■ **DATA FOR THIS EXERCISE**

# # # #

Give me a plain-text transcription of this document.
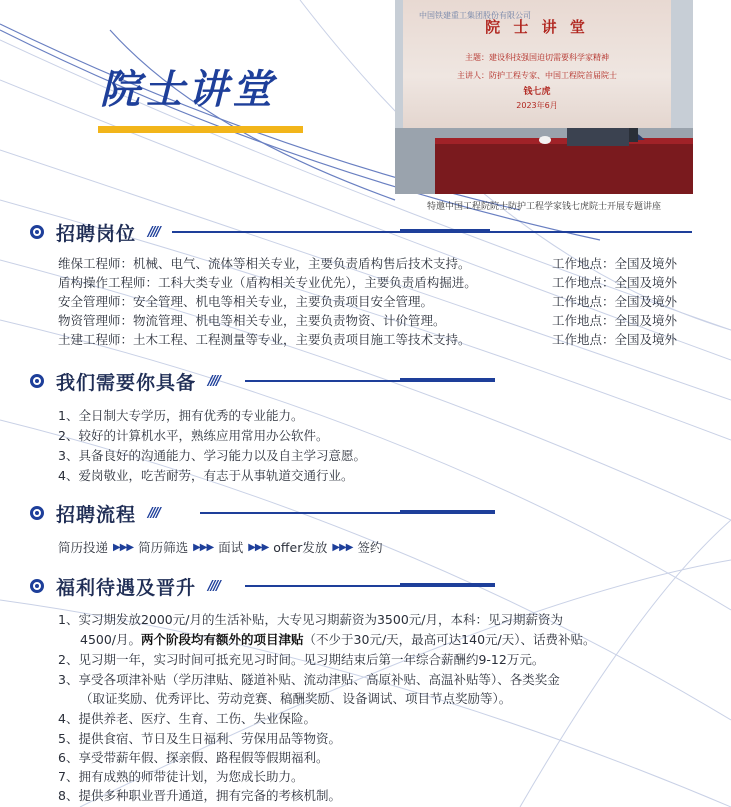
院士讲堂
中国铁建重工集团股份有限公司
院 士 讲 堂
主题：建设科技强国迫切需要科学家精神
主讲人：防护工程专家、中国工程院首届院士
钱七虎
2023年6月
特邀中国工程院院士防护工程学家钱七虎院士开展专题讲座
招聘岗位 ////
维保工程师：机械、电气、流体等相关专业，主要负责盾构售后技术支持。	工作地点：全国及境外
盾构操作工程师：工科大类专业（盾构相关专业优先），主要负责盾构掘进。	工作地点：全国及境外
安全管理师：安全管理、机电等相关专业，主要负责项目安全管理。	工作地点：全国及境外
物资管理师：物流管理、机电等相关专业，主要负责物资、计价管理。	工作地点：全国及境外
土建工程师：土木工程、工程测量等专业，主要负责项目施工等技术支持。	工作地点：全国及境外
我们需要你具备 ////
1、全日制大专学历，拥有优秀的专业能力。
2、较好的计算机水平，熟练应用常用办公软件。
3、具备良好的沟通能力、学习能力以及自主学习意愿。
4、爱岗敬业，吃苦耐劳，有志于从事轨道交通行业。
招聘流程 ////
简历投递 ▶▶▶ 简历筛选 ▶▶▶ 面试 ▶▶▶ offer发放 ▶▶▶ 签约
福利待遇及晋升 ////
1、实习期发放2000元/月的生活补贴，大专见习期薪资为3500元/月，本科：见习期薪资为
4500/月。两个阶段均有额外的项目津贴（不少于30元/天，最高可达140元/天）、话费补贴。
2、见习期一年，实习时间可抵充见习时间。见习期结束后第一年综合薪酬约9-12万元。
3、享受各项津补贴（学历津贴、隧道补贴、流动津贴、高原补贴、高温补贴等）、各类奖金
（取证奖励、优秀评比、劳动竞赛、稿酬奖励、设备调试、项目节点奖励等）。
4、提供养老、医疗、生育、工伤、失业保险。
5、提供食宿、节日及生日福利、劳保用品等物资。
6、享受带薪年假、探亲假、路程假等假期福利。
7、拥有成熟的师带徒计划，为您成长助力。
8、提供多种职业晋升通道，拥有完备的考核机制。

# # # #

■ **EXERCISE REQUIREMENTS**
Look over the material above and show each line where "全国及境外" appears.

■ **CORRECT RESPONSE**
维保工程师：机械、电气、流体等相关专业，主要负责盾构售后技术支持。	工作地点：全国及境外
盾构操作工程师：工科大类专业（盾构相关专业优先），主要负责盾构掘进。	工作地点：全国及境外
安全管理师：安全管理、机电等相关专业，主要负责项目安全管理。	工作地点：全国及境外
物资管理师：物流管理、机电等相关专业，主要负责物资、计价管理。	工作地点：全国及境外
土建工程师：土木工程、工程测量等专业，主要负责项目施工等技术支持。	工作地点：全国及境外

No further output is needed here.